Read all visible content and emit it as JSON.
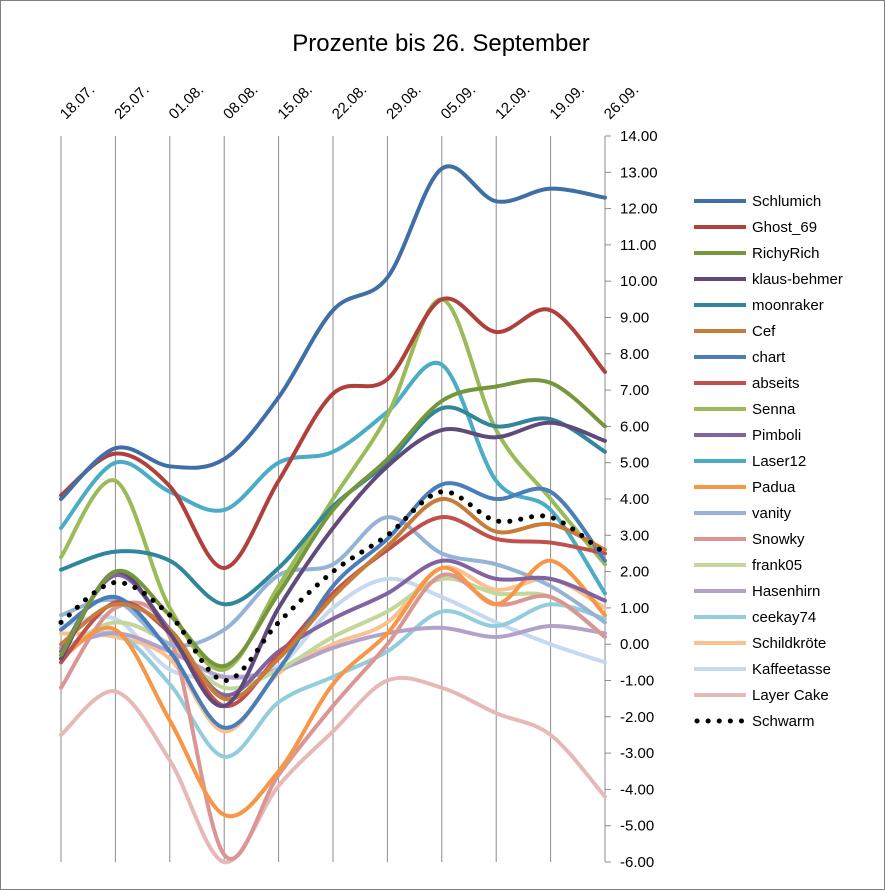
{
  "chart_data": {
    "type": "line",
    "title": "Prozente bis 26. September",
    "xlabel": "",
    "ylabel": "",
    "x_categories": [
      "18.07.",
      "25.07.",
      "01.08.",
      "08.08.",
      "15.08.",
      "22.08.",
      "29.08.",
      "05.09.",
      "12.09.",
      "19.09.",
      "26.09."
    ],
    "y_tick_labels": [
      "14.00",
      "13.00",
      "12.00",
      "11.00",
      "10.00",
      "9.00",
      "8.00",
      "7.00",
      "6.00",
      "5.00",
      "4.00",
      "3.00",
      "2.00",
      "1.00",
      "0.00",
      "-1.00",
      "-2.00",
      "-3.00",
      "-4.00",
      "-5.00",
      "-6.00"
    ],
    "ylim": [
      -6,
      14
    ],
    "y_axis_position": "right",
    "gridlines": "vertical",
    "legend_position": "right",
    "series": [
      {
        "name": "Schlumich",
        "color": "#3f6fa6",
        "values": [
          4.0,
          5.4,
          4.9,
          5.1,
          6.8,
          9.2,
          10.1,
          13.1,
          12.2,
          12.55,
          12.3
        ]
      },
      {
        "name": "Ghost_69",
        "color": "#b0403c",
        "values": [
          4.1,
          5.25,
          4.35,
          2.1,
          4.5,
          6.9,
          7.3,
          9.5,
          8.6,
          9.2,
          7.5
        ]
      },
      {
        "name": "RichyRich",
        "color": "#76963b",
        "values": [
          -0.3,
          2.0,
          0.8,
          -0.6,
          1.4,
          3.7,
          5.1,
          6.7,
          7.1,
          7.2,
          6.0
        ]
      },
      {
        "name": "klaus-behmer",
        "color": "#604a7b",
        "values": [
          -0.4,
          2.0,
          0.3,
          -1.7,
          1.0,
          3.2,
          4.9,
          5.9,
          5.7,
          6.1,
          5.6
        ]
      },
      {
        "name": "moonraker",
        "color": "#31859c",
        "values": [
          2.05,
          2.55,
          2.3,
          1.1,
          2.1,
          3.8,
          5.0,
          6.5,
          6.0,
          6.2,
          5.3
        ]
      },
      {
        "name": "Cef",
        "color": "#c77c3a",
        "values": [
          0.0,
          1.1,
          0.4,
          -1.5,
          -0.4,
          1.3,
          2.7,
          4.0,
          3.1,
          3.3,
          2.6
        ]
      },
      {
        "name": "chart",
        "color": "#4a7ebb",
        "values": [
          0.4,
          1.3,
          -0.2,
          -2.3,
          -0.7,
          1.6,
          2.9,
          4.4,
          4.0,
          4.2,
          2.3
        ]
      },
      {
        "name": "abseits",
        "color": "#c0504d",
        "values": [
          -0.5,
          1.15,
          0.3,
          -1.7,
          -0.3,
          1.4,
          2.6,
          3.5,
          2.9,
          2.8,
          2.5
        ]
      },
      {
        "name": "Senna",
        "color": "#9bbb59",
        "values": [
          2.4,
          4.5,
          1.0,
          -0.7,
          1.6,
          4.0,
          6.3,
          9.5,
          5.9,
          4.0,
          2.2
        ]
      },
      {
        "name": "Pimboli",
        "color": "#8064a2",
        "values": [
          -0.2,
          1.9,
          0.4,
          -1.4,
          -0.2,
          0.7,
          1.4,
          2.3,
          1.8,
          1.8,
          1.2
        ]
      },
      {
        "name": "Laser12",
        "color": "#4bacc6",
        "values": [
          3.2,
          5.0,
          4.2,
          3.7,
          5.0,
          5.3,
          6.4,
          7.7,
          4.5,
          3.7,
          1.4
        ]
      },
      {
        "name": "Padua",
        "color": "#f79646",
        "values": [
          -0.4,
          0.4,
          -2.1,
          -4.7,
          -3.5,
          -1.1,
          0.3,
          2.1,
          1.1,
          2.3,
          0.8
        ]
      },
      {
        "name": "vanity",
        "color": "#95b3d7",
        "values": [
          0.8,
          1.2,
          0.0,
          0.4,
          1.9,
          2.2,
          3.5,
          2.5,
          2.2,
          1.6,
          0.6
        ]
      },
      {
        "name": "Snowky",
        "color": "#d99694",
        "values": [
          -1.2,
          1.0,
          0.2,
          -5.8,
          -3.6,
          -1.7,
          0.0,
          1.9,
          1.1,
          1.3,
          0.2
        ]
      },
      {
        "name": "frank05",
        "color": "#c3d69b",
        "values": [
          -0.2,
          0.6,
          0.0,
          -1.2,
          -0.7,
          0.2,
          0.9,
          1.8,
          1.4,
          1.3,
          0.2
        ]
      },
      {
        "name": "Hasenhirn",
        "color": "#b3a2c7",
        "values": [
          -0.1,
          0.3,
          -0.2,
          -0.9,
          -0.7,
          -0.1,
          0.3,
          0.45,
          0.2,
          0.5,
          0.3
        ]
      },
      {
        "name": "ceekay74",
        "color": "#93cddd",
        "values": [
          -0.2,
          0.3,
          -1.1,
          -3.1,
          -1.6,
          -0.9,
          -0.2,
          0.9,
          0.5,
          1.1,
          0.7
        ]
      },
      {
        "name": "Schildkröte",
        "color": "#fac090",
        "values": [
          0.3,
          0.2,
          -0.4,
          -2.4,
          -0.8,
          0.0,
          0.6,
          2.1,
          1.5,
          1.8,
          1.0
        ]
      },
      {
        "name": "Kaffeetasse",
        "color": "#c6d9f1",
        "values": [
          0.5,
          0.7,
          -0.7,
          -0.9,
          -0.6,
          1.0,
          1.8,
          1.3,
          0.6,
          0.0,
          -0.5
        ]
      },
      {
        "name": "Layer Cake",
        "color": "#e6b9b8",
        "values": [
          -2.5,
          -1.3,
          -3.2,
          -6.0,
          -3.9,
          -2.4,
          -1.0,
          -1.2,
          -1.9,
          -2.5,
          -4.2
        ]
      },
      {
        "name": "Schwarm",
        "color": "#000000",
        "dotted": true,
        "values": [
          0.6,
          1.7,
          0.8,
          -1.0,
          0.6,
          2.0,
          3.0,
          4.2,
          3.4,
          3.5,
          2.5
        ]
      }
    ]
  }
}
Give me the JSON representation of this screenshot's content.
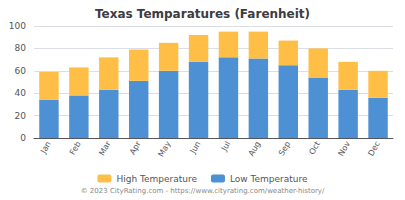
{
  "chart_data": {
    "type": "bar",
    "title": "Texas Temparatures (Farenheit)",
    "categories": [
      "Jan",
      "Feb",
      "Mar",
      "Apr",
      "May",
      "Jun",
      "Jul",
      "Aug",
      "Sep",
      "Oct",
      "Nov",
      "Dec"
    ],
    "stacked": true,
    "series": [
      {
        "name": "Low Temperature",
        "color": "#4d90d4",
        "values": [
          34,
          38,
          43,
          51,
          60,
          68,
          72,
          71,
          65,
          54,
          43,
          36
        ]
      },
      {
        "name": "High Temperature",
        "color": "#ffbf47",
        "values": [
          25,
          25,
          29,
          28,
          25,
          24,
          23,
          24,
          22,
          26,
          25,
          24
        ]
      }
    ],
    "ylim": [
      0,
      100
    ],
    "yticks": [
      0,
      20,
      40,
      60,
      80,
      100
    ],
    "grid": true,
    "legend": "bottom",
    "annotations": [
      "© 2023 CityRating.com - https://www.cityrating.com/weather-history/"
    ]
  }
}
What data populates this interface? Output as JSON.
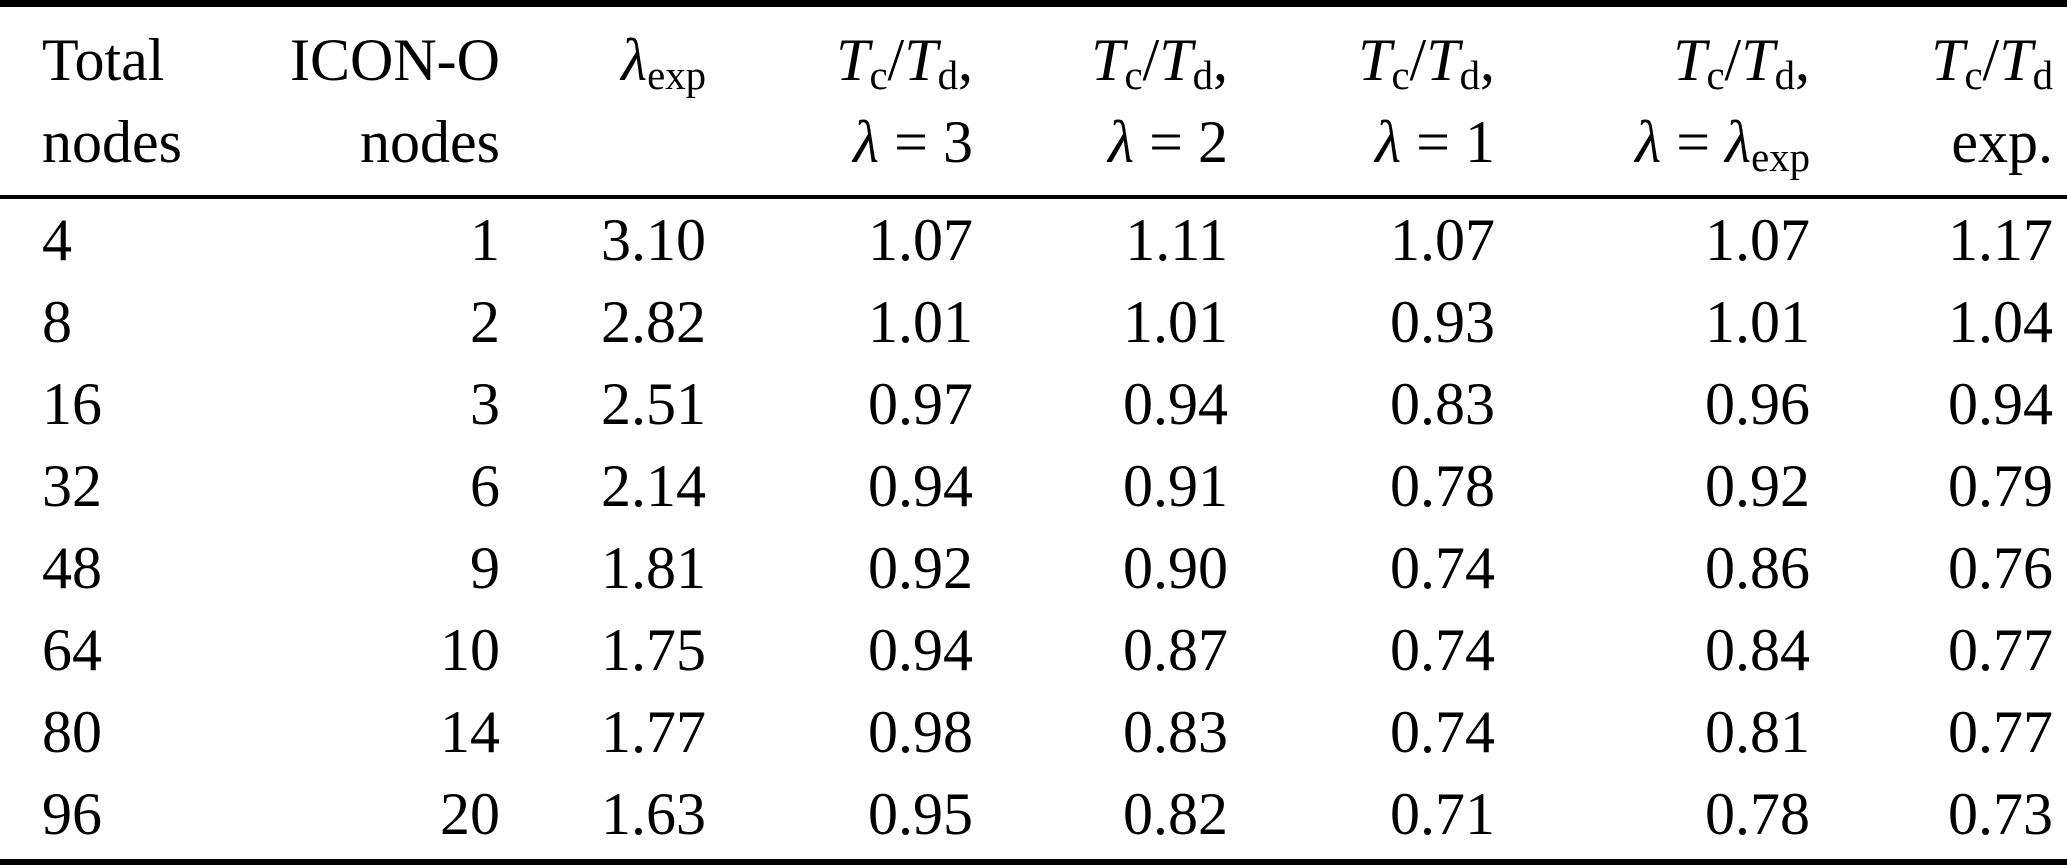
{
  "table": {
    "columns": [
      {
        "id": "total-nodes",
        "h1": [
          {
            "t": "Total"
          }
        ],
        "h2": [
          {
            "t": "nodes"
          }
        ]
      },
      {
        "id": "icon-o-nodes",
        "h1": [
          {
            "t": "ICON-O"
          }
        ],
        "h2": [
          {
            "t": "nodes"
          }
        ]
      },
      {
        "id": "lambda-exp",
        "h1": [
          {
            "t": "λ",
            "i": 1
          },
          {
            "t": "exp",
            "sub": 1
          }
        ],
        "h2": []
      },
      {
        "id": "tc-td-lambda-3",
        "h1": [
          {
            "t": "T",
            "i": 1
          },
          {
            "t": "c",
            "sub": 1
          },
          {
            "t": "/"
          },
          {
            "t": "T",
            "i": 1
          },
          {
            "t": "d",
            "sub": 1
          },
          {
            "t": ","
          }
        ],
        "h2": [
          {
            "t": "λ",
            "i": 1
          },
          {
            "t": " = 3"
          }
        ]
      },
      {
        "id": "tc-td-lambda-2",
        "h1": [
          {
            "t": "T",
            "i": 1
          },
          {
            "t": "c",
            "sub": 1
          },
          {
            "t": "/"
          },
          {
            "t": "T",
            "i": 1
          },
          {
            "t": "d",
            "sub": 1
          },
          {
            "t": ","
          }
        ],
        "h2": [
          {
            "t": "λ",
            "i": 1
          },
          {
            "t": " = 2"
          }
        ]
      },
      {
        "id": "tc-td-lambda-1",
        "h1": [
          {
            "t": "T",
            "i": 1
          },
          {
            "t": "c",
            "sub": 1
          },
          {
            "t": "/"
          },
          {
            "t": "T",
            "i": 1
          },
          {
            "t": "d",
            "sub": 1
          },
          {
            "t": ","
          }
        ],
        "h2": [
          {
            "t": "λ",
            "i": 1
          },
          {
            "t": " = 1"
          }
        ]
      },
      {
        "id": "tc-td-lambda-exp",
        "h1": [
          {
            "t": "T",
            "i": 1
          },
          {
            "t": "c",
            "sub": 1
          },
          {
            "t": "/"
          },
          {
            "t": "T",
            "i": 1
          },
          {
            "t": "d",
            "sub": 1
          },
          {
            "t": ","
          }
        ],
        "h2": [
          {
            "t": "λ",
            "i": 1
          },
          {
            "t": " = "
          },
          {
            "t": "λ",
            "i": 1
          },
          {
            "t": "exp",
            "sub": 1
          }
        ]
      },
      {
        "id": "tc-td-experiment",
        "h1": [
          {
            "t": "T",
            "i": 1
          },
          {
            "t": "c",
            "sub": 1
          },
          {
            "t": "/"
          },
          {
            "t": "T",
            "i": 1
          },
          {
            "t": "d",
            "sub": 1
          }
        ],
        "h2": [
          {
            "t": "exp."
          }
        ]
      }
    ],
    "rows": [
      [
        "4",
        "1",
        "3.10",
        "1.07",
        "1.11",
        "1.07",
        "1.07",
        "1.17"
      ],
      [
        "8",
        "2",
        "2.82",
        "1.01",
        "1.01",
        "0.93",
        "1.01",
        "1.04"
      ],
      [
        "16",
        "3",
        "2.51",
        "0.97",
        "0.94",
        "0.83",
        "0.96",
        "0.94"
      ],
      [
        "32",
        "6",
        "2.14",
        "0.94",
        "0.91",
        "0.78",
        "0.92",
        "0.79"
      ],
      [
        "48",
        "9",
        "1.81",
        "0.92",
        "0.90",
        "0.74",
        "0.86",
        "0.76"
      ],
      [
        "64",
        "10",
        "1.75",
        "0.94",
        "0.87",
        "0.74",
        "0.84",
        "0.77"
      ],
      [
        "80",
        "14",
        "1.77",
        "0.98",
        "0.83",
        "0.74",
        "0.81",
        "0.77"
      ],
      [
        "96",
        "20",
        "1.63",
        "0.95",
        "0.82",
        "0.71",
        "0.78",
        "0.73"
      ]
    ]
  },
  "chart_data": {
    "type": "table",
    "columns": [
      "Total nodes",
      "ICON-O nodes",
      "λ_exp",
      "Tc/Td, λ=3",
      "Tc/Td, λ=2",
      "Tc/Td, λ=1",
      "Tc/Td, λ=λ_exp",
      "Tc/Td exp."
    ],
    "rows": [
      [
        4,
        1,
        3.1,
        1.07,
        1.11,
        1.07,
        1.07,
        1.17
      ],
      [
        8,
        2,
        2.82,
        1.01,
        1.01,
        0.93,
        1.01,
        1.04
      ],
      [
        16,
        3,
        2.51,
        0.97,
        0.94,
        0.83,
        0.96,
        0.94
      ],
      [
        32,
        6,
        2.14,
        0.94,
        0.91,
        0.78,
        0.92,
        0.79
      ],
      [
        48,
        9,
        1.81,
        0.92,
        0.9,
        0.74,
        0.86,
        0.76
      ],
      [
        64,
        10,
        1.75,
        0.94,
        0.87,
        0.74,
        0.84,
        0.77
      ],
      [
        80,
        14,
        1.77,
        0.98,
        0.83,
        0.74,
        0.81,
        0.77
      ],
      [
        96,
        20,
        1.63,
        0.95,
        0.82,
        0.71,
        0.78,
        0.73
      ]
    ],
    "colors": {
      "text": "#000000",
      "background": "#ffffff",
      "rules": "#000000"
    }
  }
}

==================================================

Return all lines containing "lambda".

▶ [Expected output]
        "id": "lambda-exp",
        "id": "tc-td-lambda-3",
        "id": "tc-td-lambda-2",
        "id": "tc-td-lambda-1",
        "id": "tc-td-lambda-exp",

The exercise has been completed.